Available records:

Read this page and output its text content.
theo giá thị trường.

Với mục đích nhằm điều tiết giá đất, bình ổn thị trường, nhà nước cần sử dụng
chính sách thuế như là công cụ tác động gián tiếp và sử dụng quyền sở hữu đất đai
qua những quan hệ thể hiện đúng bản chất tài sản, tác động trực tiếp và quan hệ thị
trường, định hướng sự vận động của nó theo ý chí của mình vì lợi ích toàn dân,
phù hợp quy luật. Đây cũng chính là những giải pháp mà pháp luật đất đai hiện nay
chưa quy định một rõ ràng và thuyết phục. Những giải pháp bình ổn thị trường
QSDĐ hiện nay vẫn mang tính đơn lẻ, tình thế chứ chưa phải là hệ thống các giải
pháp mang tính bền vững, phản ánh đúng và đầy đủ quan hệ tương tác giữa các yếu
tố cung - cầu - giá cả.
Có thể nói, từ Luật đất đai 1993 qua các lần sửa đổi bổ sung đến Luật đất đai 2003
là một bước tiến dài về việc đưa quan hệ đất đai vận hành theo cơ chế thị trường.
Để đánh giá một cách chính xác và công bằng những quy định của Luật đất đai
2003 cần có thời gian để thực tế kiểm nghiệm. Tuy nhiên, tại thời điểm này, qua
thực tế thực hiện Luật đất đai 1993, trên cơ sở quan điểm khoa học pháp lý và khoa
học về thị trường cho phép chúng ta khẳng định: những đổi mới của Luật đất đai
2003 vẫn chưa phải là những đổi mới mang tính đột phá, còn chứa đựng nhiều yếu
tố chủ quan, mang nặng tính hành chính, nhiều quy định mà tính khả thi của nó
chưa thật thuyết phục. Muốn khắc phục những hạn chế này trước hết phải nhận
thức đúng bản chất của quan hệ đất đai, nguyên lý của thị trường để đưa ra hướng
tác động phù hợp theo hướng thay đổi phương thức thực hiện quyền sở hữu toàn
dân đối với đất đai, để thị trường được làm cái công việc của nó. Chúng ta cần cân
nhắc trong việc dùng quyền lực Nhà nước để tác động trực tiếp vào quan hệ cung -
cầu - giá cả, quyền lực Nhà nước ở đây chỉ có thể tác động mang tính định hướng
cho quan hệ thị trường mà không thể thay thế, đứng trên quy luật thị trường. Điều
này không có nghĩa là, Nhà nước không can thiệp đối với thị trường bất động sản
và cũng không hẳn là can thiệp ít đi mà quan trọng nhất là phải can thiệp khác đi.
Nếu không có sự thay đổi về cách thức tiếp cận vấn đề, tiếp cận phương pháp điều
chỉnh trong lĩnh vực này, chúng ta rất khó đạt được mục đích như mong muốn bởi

Exercise task: Check each line of the data above for the string "hướng" and report only how many lines have it.

Exercise output: 4